- EXERCISE DETAILS: Using the listing below, copy every line that mentions "phase".

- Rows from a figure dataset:
****************************************
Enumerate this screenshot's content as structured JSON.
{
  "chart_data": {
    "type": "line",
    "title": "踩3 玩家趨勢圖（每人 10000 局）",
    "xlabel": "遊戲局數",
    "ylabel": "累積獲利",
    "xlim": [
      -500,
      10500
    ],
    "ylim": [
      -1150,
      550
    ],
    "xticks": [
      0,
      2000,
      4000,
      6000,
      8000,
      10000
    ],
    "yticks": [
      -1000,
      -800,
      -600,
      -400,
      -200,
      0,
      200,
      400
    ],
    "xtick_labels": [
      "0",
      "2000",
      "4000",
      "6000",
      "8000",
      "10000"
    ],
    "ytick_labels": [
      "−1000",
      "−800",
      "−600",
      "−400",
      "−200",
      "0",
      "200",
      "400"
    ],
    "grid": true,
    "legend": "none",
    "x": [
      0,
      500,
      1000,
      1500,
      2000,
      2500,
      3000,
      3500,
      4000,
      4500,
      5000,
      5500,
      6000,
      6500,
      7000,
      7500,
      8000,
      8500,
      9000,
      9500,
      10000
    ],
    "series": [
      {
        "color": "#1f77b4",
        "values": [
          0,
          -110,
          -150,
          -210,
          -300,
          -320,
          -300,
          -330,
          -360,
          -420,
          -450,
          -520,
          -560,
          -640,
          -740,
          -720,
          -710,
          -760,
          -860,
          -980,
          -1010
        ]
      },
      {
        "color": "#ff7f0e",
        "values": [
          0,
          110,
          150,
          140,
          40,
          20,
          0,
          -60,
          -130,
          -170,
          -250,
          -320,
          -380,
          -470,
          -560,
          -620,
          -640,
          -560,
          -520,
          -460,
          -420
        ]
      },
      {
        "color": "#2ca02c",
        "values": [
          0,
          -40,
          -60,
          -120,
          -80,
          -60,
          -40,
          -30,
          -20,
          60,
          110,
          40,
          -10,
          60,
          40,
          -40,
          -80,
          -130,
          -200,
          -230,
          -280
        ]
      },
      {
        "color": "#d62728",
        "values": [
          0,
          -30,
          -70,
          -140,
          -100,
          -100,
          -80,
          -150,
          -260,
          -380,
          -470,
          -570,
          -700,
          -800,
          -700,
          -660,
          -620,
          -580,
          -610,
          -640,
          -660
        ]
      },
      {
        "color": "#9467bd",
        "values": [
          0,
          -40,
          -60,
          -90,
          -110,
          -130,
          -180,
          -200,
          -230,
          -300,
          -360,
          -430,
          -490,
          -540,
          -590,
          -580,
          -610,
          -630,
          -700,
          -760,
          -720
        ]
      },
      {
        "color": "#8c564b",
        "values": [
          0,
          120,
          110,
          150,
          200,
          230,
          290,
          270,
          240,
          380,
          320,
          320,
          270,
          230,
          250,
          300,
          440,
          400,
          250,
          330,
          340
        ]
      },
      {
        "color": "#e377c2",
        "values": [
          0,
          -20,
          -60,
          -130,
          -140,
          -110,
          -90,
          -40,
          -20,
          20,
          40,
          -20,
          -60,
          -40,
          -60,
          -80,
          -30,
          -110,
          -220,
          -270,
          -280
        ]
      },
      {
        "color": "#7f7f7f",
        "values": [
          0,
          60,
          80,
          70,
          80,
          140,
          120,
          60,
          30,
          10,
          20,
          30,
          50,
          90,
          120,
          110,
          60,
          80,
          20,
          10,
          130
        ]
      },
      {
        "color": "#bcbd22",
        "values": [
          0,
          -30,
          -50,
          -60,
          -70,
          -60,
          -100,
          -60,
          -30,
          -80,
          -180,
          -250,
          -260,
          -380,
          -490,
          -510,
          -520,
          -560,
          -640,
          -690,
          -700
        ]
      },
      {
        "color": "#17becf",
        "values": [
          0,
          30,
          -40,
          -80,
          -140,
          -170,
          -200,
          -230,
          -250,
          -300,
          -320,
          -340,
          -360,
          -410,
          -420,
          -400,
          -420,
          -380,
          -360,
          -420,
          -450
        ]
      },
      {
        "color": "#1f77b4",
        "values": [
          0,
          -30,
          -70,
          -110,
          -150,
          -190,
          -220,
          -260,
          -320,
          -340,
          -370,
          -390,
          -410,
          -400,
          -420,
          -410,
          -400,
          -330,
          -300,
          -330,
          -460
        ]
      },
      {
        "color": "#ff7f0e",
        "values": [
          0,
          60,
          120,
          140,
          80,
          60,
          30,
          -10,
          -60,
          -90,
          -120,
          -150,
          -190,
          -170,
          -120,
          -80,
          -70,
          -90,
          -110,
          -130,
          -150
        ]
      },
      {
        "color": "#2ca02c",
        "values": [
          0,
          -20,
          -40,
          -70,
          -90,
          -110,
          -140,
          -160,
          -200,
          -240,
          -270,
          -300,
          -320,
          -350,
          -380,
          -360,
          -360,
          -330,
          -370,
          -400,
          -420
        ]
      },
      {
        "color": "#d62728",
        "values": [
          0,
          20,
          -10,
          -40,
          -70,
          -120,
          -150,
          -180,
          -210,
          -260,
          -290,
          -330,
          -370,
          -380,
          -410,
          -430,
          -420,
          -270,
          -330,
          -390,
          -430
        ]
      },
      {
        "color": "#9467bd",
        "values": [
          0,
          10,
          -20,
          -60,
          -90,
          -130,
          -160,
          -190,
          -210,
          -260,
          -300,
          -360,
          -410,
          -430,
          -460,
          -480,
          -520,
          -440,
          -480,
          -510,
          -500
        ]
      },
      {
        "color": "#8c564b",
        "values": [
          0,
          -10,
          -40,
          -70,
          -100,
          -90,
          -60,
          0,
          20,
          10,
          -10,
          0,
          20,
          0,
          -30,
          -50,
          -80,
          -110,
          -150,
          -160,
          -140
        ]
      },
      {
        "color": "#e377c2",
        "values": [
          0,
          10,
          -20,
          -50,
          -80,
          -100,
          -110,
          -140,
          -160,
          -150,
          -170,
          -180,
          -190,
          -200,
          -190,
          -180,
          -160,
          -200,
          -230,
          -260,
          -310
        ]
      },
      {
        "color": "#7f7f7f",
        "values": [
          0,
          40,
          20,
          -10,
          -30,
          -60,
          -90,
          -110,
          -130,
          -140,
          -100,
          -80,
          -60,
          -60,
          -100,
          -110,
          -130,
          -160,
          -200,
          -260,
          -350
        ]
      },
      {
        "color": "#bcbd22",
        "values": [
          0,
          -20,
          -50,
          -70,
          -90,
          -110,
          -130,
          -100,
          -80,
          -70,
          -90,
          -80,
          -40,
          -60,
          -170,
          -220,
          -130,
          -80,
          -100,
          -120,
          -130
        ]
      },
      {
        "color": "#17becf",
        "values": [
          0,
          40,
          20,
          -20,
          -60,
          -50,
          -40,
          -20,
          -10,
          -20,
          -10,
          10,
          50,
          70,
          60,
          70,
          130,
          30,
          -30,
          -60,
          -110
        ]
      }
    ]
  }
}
****************************************
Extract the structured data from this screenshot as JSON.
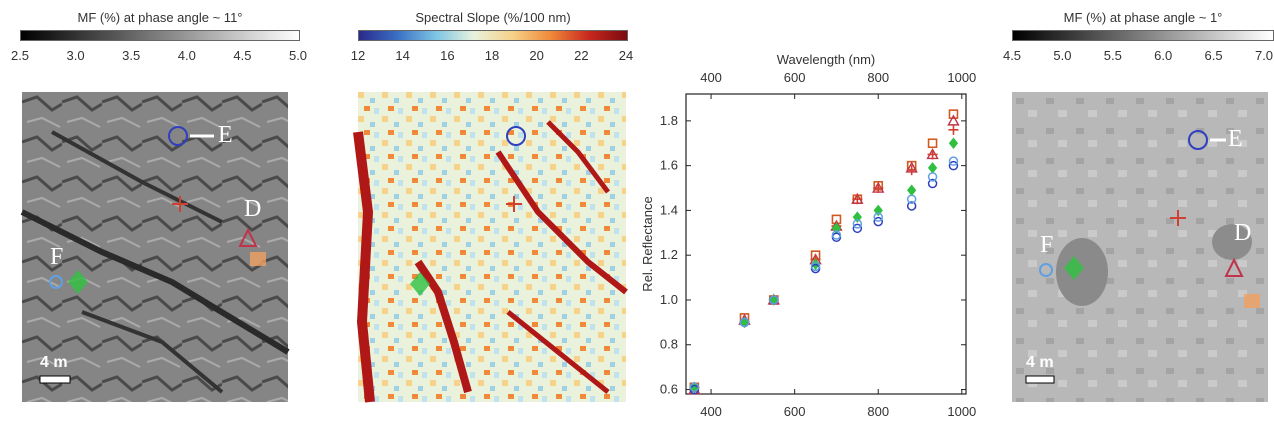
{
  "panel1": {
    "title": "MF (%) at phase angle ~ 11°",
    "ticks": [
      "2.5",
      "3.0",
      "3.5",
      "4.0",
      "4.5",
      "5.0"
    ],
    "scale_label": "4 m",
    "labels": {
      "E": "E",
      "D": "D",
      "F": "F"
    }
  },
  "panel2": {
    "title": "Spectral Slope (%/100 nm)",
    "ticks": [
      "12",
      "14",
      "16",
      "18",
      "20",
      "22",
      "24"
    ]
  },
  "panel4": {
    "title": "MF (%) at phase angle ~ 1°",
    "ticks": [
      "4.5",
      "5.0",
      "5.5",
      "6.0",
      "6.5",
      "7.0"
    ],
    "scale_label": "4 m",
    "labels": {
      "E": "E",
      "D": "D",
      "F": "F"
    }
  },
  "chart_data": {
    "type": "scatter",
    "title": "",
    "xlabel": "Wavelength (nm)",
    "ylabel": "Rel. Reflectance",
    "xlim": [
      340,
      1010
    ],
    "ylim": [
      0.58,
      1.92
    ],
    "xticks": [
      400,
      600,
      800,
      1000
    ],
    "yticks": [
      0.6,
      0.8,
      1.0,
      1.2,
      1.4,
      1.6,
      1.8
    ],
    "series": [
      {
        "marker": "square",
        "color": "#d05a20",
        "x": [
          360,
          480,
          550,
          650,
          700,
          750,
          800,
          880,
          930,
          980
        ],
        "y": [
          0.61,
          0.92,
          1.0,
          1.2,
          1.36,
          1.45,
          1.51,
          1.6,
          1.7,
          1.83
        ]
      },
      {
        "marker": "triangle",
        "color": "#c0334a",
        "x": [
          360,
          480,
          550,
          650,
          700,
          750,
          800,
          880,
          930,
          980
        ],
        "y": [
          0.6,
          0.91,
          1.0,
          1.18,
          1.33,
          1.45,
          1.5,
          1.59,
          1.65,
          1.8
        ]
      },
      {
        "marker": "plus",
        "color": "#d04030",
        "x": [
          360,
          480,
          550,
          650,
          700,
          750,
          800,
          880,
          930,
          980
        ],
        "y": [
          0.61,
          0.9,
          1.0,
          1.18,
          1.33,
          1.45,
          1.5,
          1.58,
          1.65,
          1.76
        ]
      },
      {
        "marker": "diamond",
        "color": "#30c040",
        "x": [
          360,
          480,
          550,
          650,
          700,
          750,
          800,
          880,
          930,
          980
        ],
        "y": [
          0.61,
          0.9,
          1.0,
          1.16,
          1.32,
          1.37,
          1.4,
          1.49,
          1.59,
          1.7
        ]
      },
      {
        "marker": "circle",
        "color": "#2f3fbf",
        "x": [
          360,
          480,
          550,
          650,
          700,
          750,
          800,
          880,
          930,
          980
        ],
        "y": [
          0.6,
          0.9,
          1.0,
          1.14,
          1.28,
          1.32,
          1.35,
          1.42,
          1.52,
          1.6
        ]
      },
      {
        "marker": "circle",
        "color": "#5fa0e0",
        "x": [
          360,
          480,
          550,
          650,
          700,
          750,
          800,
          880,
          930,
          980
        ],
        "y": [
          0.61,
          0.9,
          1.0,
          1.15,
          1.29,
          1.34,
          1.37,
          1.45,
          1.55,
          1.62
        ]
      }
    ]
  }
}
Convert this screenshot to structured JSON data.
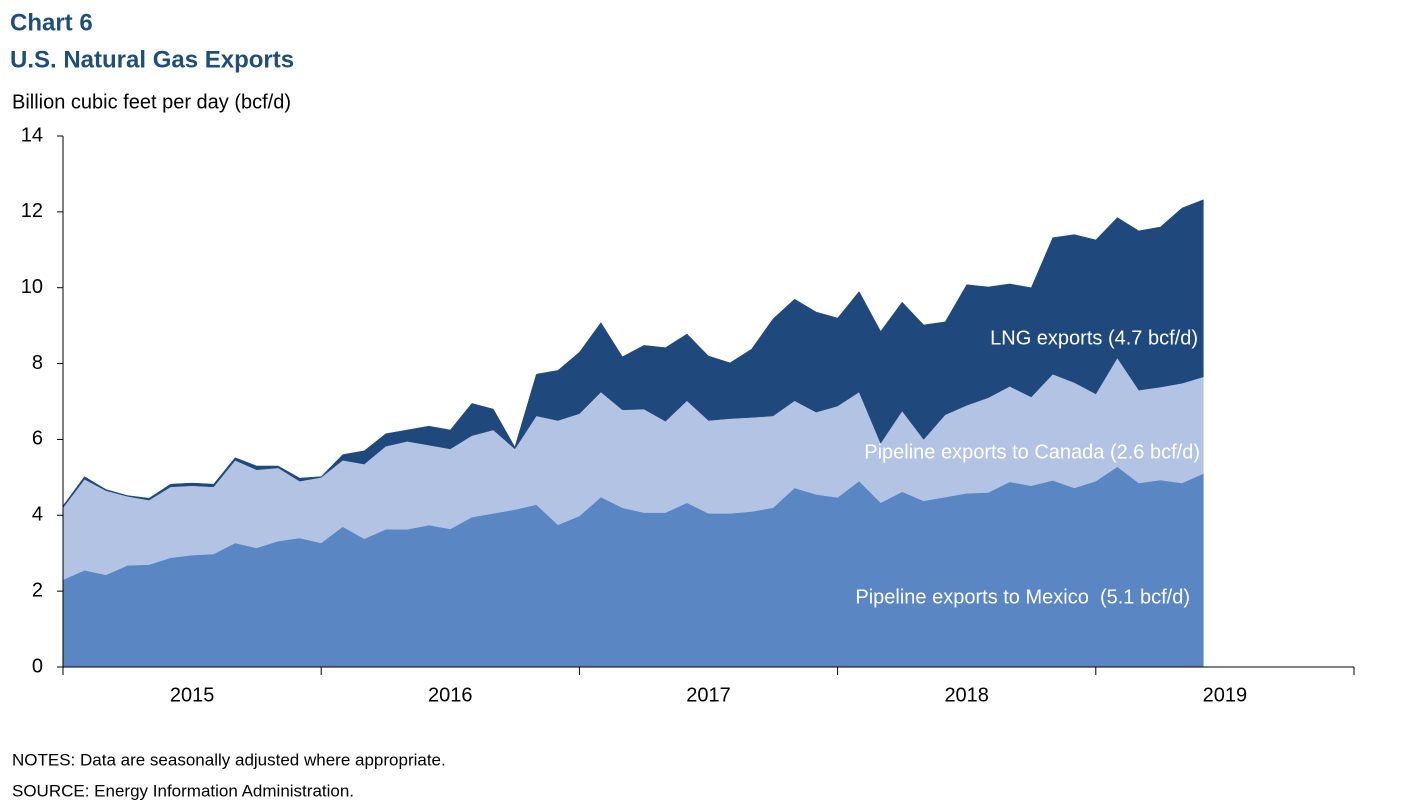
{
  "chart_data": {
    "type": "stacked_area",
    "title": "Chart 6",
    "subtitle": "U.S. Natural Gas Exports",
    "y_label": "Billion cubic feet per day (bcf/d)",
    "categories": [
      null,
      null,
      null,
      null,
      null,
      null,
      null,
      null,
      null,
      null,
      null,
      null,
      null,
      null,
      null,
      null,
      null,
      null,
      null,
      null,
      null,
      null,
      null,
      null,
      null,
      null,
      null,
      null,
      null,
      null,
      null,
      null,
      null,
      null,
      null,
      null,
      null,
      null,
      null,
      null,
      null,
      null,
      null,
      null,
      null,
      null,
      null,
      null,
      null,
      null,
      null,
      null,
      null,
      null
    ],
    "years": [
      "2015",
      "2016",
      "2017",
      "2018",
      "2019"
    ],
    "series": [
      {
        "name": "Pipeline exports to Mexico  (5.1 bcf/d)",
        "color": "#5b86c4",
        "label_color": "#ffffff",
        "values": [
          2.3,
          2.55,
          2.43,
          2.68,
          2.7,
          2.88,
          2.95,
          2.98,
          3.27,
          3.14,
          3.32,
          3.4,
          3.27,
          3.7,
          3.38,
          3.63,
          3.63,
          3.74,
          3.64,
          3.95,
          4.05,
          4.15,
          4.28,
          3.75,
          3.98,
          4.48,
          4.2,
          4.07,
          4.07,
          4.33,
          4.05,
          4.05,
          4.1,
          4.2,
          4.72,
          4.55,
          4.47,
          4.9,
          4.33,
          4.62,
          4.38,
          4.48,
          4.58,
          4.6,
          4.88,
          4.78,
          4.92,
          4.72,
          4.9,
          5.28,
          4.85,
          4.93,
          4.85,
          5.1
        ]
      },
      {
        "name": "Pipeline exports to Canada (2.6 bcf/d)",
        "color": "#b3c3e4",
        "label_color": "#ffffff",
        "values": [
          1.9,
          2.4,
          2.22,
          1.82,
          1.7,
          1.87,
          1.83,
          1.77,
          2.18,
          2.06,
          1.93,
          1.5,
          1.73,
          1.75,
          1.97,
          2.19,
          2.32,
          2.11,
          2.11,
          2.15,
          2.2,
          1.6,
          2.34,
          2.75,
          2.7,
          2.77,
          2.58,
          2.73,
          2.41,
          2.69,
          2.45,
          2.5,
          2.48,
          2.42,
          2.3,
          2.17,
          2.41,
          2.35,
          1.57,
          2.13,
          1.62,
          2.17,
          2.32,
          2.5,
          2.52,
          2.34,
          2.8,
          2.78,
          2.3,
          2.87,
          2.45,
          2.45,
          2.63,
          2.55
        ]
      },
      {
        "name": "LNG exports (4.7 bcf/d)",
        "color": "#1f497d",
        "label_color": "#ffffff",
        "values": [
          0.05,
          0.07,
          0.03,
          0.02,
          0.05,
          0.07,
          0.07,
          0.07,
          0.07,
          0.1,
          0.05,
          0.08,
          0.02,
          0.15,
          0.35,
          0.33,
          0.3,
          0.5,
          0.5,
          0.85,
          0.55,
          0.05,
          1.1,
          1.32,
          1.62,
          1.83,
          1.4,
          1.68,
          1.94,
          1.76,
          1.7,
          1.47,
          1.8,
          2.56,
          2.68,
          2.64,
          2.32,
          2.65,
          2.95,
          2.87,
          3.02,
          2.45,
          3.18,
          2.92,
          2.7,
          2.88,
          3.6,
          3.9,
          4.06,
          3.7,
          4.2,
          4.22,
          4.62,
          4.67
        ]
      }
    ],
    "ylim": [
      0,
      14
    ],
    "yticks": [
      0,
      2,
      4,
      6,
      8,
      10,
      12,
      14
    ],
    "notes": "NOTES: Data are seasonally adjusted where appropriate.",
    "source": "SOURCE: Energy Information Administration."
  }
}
****************************************
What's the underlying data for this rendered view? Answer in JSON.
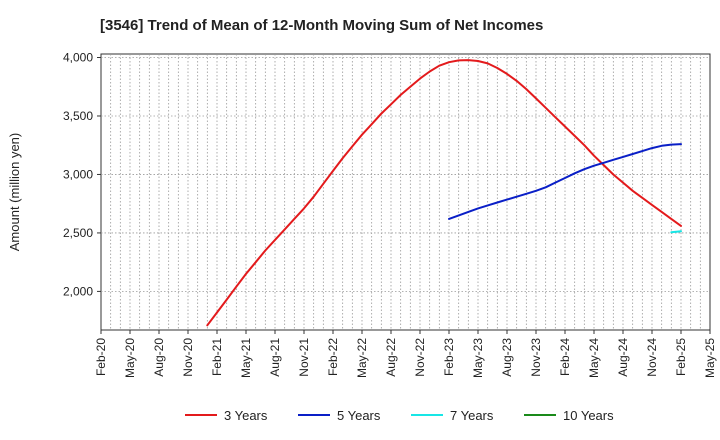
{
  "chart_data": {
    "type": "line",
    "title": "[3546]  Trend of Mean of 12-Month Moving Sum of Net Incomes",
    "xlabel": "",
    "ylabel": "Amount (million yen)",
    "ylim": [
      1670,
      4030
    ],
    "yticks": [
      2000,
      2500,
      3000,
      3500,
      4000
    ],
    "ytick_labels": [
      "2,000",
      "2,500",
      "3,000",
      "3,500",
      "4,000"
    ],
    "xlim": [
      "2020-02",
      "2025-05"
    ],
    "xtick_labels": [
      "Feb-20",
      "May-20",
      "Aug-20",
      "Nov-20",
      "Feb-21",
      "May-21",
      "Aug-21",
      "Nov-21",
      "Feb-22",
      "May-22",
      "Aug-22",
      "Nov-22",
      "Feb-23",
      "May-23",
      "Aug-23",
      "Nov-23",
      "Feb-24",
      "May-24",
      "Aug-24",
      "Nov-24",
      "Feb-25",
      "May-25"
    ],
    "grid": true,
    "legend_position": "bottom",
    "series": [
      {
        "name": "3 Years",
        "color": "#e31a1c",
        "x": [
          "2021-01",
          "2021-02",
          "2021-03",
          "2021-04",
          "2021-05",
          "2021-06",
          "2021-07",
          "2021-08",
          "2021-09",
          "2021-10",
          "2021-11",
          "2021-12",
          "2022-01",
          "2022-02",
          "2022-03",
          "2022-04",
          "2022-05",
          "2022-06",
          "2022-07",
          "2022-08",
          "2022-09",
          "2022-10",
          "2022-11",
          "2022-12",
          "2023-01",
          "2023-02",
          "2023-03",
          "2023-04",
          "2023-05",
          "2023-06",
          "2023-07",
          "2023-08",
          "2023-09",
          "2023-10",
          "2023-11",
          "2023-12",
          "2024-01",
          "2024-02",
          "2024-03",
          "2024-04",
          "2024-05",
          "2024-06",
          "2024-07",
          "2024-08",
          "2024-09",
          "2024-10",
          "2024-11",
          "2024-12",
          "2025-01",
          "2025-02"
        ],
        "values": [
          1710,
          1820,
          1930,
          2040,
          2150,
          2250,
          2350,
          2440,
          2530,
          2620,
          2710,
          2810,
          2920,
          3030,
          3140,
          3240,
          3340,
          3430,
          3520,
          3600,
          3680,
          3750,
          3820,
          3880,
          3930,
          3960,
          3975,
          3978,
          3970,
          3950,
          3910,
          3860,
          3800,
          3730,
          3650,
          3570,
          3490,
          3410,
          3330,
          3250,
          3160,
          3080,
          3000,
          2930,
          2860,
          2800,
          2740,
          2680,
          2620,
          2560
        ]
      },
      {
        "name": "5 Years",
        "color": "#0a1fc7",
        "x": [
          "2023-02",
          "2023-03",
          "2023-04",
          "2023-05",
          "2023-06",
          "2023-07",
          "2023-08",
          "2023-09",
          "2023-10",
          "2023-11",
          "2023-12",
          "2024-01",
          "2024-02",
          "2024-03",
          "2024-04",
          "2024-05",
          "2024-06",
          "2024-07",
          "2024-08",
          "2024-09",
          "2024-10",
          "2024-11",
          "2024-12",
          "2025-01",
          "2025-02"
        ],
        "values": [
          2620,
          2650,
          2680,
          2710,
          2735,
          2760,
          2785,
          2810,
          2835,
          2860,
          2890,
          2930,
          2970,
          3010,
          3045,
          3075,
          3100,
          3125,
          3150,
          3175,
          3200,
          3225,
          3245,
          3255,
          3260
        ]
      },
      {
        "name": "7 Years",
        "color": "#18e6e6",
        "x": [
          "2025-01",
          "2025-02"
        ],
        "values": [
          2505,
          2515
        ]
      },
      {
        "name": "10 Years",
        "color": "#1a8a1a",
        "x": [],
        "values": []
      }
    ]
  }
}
****************************************
- TASK OUTPUT:
    "title": "MF (%) at phase angle ~ 11°",
    "title": "MF (%) at phase angle ~ 1°",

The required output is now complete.